__INSTRUCTION__
Work out how many lines hold the string "interp". The answer is a single number, nothing more.
* START MATERIAL *
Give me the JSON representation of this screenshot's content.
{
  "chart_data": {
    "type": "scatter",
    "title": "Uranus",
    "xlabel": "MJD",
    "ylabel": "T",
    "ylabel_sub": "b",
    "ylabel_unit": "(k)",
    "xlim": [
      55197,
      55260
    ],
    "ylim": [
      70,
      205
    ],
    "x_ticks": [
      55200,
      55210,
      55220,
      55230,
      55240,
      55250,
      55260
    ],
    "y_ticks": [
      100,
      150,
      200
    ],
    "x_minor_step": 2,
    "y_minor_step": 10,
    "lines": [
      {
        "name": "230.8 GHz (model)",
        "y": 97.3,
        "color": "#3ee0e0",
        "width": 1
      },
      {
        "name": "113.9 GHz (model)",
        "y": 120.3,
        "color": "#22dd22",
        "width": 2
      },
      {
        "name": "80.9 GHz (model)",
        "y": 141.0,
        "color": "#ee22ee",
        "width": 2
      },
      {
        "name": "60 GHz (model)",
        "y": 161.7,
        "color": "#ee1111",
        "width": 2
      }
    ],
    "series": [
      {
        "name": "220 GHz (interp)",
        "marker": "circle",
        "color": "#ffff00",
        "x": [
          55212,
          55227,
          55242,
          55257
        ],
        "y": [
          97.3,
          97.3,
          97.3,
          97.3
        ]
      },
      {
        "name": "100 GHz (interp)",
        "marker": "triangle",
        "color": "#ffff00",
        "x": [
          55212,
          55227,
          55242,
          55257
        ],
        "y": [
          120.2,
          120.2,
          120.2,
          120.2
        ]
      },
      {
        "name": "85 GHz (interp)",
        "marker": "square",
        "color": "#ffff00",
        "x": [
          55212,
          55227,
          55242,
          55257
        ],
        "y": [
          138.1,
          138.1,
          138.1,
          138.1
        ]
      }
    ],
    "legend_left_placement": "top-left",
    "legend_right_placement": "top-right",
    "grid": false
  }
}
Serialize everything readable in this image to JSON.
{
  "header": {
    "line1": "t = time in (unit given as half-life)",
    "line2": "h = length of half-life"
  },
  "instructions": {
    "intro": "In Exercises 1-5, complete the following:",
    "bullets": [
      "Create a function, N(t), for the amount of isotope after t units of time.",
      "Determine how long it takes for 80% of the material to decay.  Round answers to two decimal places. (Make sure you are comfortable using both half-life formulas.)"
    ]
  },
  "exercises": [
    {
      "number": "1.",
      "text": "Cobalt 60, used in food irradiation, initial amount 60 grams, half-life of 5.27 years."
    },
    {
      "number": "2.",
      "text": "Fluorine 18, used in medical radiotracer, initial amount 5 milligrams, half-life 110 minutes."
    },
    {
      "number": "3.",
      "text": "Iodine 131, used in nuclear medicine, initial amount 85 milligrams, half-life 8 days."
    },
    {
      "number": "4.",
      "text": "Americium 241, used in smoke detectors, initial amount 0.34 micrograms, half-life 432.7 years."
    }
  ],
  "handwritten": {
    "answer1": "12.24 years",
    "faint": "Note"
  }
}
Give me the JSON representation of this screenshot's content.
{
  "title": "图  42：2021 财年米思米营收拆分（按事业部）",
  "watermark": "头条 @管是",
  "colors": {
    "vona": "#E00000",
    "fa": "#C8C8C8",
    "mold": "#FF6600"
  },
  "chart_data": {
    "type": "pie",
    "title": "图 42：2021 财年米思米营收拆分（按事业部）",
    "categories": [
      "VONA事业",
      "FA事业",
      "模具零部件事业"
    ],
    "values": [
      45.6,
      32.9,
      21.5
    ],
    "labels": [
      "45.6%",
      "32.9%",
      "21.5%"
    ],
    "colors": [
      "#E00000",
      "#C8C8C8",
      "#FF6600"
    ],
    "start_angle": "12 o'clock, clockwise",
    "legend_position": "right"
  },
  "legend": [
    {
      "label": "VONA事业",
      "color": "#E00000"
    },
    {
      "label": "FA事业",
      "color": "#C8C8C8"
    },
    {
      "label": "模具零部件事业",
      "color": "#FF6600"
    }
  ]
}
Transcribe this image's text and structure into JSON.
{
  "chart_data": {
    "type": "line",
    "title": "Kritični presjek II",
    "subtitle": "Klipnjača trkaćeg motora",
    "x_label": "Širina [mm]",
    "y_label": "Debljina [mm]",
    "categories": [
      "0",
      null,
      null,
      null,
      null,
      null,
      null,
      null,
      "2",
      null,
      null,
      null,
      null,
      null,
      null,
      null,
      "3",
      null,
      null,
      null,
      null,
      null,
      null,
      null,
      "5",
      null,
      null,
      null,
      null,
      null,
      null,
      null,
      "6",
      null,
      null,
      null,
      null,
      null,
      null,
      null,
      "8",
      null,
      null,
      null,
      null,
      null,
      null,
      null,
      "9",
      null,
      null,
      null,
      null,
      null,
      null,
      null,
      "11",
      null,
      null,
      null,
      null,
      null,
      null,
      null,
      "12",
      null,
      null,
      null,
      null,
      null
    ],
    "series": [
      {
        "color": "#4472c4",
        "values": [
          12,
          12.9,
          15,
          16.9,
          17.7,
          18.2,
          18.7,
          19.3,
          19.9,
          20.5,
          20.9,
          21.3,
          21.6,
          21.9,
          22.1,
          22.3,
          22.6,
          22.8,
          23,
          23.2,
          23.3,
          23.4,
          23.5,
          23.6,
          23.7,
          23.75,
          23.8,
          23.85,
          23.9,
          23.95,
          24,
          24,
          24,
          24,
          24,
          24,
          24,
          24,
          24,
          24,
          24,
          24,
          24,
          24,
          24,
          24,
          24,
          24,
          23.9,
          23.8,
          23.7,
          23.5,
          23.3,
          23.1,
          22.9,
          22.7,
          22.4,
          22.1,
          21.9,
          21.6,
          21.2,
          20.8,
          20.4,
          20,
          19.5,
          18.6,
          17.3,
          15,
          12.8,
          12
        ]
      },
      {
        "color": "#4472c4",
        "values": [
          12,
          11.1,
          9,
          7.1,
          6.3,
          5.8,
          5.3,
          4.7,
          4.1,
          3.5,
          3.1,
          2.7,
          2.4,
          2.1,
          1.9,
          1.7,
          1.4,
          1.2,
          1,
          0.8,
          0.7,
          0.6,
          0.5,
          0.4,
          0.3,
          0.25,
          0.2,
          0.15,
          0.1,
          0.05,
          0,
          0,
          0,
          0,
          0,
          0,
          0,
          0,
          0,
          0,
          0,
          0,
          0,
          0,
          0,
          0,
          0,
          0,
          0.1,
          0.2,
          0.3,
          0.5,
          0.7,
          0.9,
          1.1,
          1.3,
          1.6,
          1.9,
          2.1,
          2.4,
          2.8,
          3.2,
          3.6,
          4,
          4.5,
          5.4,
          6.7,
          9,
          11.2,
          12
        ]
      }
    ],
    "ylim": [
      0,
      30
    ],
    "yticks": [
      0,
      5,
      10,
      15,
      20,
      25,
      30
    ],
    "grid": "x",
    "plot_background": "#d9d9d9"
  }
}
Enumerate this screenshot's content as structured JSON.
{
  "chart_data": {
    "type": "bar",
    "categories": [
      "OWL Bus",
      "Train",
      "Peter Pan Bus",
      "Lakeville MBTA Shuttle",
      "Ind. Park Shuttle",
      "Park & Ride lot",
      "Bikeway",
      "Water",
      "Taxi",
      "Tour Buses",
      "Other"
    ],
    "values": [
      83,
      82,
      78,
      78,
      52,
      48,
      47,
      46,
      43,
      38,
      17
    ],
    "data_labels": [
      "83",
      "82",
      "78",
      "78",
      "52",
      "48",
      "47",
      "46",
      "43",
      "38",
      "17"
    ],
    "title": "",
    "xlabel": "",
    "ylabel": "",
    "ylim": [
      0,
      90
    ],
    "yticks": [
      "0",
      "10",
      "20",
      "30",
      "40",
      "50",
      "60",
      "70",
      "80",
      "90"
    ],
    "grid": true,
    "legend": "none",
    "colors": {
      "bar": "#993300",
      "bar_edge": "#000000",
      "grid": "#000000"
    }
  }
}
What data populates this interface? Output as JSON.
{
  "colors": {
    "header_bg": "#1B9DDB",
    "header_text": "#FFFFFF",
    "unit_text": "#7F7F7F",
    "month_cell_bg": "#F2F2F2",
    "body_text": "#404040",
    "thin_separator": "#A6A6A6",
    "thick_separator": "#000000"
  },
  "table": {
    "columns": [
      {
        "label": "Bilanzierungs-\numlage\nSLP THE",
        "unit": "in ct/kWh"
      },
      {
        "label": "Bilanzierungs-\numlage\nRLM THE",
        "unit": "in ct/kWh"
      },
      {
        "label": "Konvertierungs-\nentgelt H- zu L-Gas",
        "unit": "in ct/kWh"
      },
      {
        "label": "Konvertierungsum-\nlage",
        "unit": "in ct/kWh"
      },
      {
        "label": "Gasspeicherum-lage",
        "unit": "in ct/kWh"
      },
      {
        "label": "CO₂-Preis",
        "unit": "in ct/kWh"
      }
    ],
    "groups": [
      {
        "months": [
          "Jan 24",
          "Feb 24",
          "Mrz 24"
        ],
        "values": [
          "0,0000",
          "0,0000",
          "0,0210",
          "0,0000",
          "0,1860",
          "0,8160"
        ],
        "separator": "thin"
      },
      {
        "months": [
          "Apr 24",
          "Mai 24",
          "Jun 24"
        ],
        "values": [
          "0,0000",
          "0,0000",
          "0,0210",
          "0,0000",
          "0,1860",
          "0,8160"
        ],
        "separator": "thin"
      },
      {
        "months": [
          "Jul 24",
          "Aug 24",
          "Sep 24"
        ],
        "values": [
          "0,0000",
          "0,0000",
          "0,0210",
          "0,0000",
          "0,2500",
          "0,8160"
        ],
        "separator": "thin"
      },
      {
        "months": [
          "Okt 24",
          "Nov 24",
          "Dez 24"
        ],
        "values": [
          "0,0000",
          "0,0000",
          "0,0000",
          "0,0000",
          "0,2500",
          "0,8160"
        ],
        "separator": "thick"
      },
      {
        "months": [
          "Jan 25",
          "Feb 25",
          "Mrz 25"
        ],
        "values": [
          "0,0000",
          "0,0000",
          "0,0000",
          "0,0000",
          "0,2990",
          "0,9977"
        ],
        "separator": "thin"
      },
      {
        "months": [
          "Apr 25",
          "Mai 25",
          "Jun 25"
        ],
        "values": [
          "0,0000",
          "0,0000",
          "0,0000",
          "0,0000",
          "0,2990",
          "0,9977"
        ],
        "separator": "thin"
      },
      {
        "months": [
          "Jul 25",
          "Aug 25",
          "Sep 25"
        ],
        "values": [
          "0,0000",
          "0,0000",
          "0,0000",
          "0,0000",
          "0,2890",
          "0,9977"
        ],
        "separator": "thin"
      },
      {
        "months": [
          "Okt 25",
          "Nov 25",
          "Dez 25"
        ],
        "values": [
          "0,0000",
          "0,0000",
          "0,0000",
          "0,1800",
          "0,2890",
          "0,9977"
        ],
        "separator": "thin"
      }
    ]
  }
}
* END MATERIAL *
__SOLUTION TO THE PROBLEM__
3